(Transcript entries for document pages)
★ ★ ★

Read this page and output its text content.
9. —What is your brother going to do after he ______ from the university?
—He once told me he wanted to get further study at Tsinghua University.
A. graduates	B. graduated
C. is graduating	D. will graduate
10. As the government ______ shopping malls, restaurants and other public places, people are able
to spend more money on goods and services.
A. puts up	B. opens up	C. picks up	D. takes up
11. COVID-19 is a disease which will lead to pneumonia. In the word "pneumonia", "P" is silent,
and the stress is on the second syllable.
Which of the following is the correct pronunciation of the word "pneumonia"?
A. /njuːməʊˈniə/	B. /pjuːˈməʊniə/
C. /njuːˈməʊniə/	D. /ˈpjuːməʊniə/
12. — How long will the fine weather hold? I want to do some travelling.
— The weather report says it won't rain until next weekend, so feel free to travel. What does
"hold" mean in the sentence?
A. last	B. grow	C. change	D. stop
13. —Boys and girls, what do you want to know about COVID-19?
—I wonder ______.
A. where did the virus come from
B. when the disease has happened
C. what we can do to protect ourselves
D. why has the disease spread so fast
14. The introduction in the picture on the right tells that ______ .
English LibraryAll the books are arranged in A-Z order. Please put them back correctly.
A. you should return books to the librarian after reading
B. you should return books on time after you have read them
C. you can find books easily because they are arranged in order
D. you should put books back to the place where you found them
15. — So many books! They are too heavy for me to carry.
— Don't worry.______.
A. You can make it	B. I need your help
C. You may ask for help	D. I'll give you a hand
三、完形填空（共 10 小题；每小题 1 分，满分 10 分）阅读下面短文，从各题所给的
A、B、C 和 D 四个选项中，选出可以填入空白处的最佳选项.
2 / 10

★ ★ ★

◆ **Exercise brief**: Look through the records above and please copy every line in which the string "back" occurs.

◆ **Answer to this problem**:
English LibraryAll the books are arranged in A-Z order. Please put them back correctly.
D. you should put books back to the place where you found them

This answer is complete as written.